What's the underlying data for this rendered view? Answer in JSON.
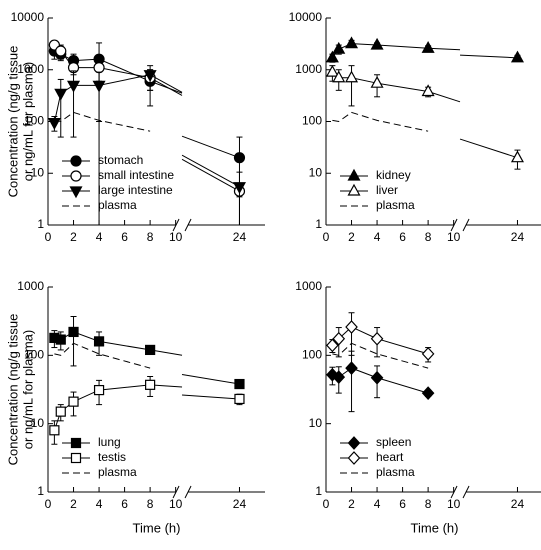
{
  "chart_data": [
    {
      "type": "line",
      "ylabel": [
        "Concentration (ng/g tissue",
        "or ng/mL for plasma)"
      ],
      "x": [
        0.5,
        1,
        2,
        4,
        8,
        24
      ],
      "xlim": [
        0,
        26
      ],
      "xbreak": [
        10.5,
        19.5
      ],
      "xticks": [
        0,
        2,
        4,
        6,
        8,
        10,
        24
      ],
      "ylim": [
        1,
        10000
      ],
      "yticks": [
        1,
        10,
        100,
        1000,
        10000
      ],
      "log_y": true,
      "legend": "lower left",
      "series": [
        {
          "name": "stomach",
          "color": "#000000",
          "marker": "circle",
          "filled": true,
          "values": [
            2300,
            2000,
            1500,
            1600,
            600,
            20
          ],
          "errors": [
            700,
            500,
            500,
            1700,
            400,
            30
          ]
        },
        {
          "name": "small intestine",
          "color": "#000000",
          "marker": "circle",
          "filled": false,
          "values": [
            3000,
            2300,
            1100,
            1100,
            700,
            4.5
          ],
          "errors": [
            300,
            700,
            300,
            500,
            300,
            1
          ]
        },
        {
          "name": "large intestine",
          "color": "#000000",
          "marker": "triangle-down",
          "filled": true,
          "values": [
            95,
            350,
            500,
            500,
            800,
            5.5
          ],
          "errors": [
            30,
            300,
            450,
            400,
            400,
            5
          ]
        },
        {
          "name": "plasma",
          "color": "#000000",
          "dashed": true,
          "values": [
            105,
            100,
            150,
            105,
            65,
            null
          ]
        }
      ]
    },
    {
      "type": "line",
      "x": [
        0.5,
        1,
        2,
        4,
        8,
        24
      ],
      "xlim": [
        0,
        26
      ],
      "xbreak": [
        10.5,
        19.5
      ],
      "xticks": [
        0,
        2,
        4,
        6,
        8,
        10,
        24
      ],
      "ylim": [
        1,
        10000
      ],
      "yticks": [
        1,
        10,
        100,
        1000,
        10000
      ],
      "log_y": true,
      "legend": "lower left",
      "series": [
        {
          "name": "kidney",
          "color": "#000000",
          "marker": "triangle-up",
          "filled": true,
          "values": [
            1700,
            2500,
            3200,
            3000,
            2600,
            1700
          ],
          "errors": [
            300,
            500,
            500,
            300,
            300,
            200
          ]
        },
        {
          "name": "liver",
          "color": "#000000",
          "marker": "triangle-up",
          "filled": false,
          "values": [
            900,
            700,
            700,
            550,
            380,
            20
          ],
          "errors": [
            300,
            300,
            500,
            250,
            80,
            8
          ]
        },
        {
          "name": "plasma",
          "color": "#000000",
          "dashed": true,
          "values": [
            105,
            100,
            150,
            105,
            65,
            null
          ]
        }
      ]
    },
    {
      "type": "line",
      "ylabel": [
        "Concentration (ng/g tissue",
        "or ng/mL for plasma)"
      ],
      "xlabel": "Time (h)",
      "x": [
        0.5,
        1,
        2,
        4,
        8,
        24
      ],
      "xlim": [
        0,
        26
      ],
      "xbreak": [
        10.5,
        19.5
      ],
      "xticks": [
        0,
        2,
        4,
        6,
        8,
        10,
        24
      ],
      "ylim": [
        1,
        1000
      ],
      "yticks": [
        1,
        10,
        100,
        1000
      ],
      "log_y": true,
      "legend": "lower left",
      "series": [
        {
          "name": "lung",
          "color": "#000000",
          "marker": "square",
          "filled": true,
          "values": [
            180,
            170,
            220,
            160,
            120,
            38
          ],
          "errors": [
            50,
            50,
            150,
            60,
            10,
            5
          ]
        },
        {
          "name": "testis",
          "color": "#000000",
          "marker": "square",
          "filled": false,
          "values": [
            8,
            15,
            21,
            31,
            37,
            23
          ],
          "errors": [
            3,
            4,
            8,
            12,
            12,
            4
          ]
        },
        {
          "name": "plasma",
          "color": "#000000",
          "dashed": true,
          "values": [
            105,
            100,
            150,
            105,
            65,
            null
          ]
        }
      ]
    },
    {
      "type": "line",
      "xlabel": "Time (h)",
      "x": [
        0.5,
        1,
        2,
        4,
        8,
        24
      ],
      "xlim": [
        0,
        26
      ],
      "xbreak": [
        10.5,
        19.5
      ],
      "xticks": [
        0,
        2,
        4,
        6,
        8,
        10,
        24
      ],
      "ylim": [
        1,
        1000
      ],
      "yticks": [
        1,
        10,
        100,
        1000
      ],
      "log_y": true,
      "legend": "lower left",
      "series": [
        {
          "name": "spleen",
          "color": "#000000",
          "marker": "diamond",
          "filled": true,
          "values": [
            52,
            48,
            65,
            47,
            28,
            null
          ],
          "errors": [
            15,
            20,
            50,
            23,
            3,
            null
          ]
        },
        {
          "name": "heart",
          "color": "#000000",
          "marker": "diamond",
          "filled": false,
          "values": [
            140,
            175,
            260,
            175,
            105,
            null
          ],
          "errors": [
            30,
            80,
            160,
            80,
            25,
            null
          ]
        },
        {
          "name": "plasma",
          "color": "#000000",
          "dashed": true,
          "values": [
            105,
            100,
            150,
            105,
            65,
            null
          ]
        }
      ]
    }
  ]
}
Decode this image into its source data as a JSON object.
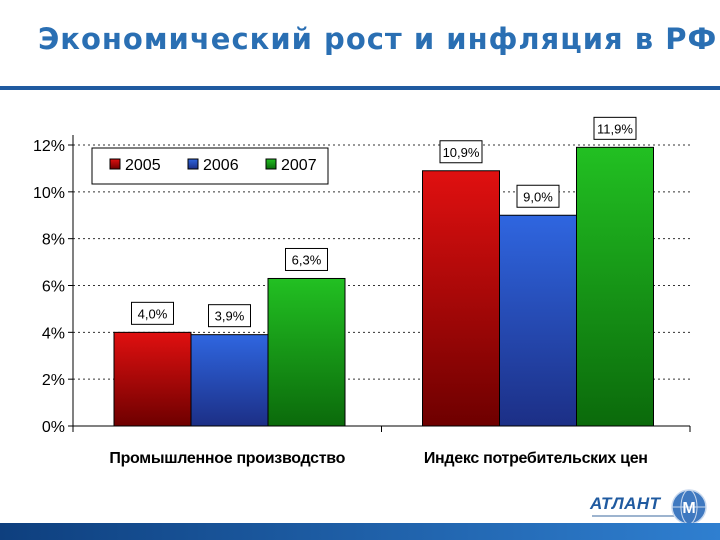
{
  "slide": {
    "title": "Экономический рост и инфляция в РФ"
  },
  "colors": {
    "accent": "#2a6fb3",
    "rule": "#1f5aa0",
    "footer": "#1a5cac"
  },
  "logo": {
    "name": "АТЛАНТ",
    "emblem_icon": "globe-emblem-icon"
  },
  "chart_data": {
    "type": "bar",
    "categories": [
      "Промышленное производство",
      "Индекс потребительских цен"
    ],
    "series": [
      {
        "name": "2005",
        "values": [
          4.0,
          10.9
        ],
        "labels": [
          "4,0%",
          "10,9%"
        ],
        "color": "#e01010"
      },
      {
        "name": "2006",
        "values": [
          3.9,
          9.0
        ],
        "labels": [
          "3,9%",
          "9,0%"
        ],
        "color": "#2f66e0"
      },
      {
        "name": "2007",
        "values": [
          6.3,
          11.9
        ],
        "labels": [
          "6,3%",
          "11,9%"
        ],
        "color": "#22c022"
      }
    ],
    "yticks": [
      "0%",
      "2%",
      "4%",
      "6%",
      "8%",
      "10%",
      "12%"
    ],
    "ylim": [
      0,
      12
    ],
    "xlabel": "",
    "ylabel": "",
    "grid": true,
    "legend": "top-left"
  }
}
_ _ _ _ _ _ _
Select, from the listing, all lines that include the word "intestine".

          "name": "small intestine",
          "name": "large intestine",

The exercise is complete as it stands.